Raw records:
Start

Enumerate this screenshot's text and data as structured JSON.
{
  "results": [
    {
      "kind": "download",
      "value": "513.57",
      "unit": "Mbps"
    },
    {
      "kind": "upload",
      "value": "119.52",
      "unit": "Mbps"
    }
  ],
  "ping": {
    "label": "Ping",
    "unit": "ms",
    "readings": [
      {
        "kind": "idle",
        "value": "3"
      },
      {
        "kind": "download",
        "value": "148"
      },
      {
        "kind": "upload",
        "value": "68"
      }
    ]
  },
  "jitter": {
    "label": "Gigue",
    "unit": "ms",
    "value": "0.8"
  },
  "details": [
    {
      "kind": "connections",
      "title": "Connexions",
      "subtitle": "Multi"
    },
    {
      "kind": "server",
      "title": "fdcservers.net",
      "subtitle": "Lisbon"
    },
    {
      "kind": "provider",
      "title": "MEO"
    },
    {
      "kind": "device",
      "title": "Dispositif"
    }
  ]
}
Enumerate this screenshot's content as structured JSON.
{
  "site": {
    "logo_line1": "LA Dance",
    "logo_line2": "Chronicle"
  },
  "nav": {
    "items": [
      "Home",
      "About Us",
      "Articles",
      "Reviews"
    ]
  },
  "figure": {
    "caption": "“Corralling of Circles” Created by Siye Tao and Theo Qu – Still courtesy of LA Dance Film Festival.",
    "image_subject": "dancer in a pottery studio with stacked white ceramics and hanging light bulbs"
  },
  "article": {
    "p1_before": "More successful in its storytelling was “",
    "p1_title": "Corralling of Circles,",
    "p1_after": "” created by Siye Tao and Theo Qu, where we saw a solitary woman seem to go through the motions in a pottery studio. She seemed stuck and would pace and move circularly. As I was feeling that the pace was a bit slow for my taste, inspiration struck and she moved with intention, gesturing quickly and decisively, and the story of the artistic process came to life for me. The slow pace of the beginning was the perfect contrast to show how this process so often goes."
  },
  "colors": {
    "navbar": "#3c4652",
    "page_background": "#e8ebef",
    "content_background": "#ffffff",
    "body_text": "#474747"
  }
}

End

--- Stated exercise ---
Recopy all the lines exactly as they appear.

--- Written answer ---
Enumerate this screenshot's text and data as structured JSON.
{
  "results": [
    {
      "kind": "download",
      "value": "513.57",
      "unit": "Mbps"
    },
    {
      "kind": "upload",
      "value": "119.52",
      "unit": "Mbps"
    }
  ],
  "ping": {
    "label": "Ping",
    "unit": "ms",
    "readings": [
      {
        "kind": "idle",
        "value": "3"
      },
      {
        "kind": "download",
        "value": "148"
      },
      {
        "kind": "upload",
        "value": "68"
      }
    ]
  },
  "jitter": {
    "label": "Gigue",
    "unit": "ms",
    "value": "0.8"
  },
  "details": [
    {
      "kind": "connections",
      "title": "Connexions",
      "subtitle": "Multi"
    },
    {
      "kind": "server",
      "title": "fdcservers.net",
      "subtitle": "Lisbon"
    },
    {
      "kind": "provider",
      "title": "MEO"
    },
    {
      "kind": "device",
      "title": "Dispositif"
    }
  ]
}
Enumerate this screenshot's content as structured JSON.
{
  "site": {
    "logo_line1": "LA Dance",
    "logo_line2": "Chronicle"
  },
  "nav": {
    "items": [
      "Home",
      "About Us",
      "Articles",
      "Reviews"
    ]
  },
  "figure": {
    "caption": "“Corralling of Circles” Created by Siye Tao and Theo Qu – Still courtesy of LA Dance Film Festival.",
    "image_subject": "dancer in a pottery studio with stacked white ceramics and hanging light bulbs"
  },
  "article": {
    "p1_before": "More successful in its storytelling was “",
    "p1_title": "Corralling of Circles,",
    "p1_after": "” created by Siye Tao and Theo Qu, where we saw a solitary woman seem to go through the motions in a pottery studio. She seemed stuck and would pace and move circularly. As I was feeling that the pace was a bit slow for my taste, inspiration struck and she moved with intention, gesturing quickly and decisively, and the story of the artistic process came to life for me. The slow pace of the beginning was the perfect contrast to show how this process so often goes."
  },
  "colors": {
    "navbar": "#3c4652",
    "page_background": "#e8ebef",
    "content_background": "#ffffff",
    "body_text": "#474747"
  }
}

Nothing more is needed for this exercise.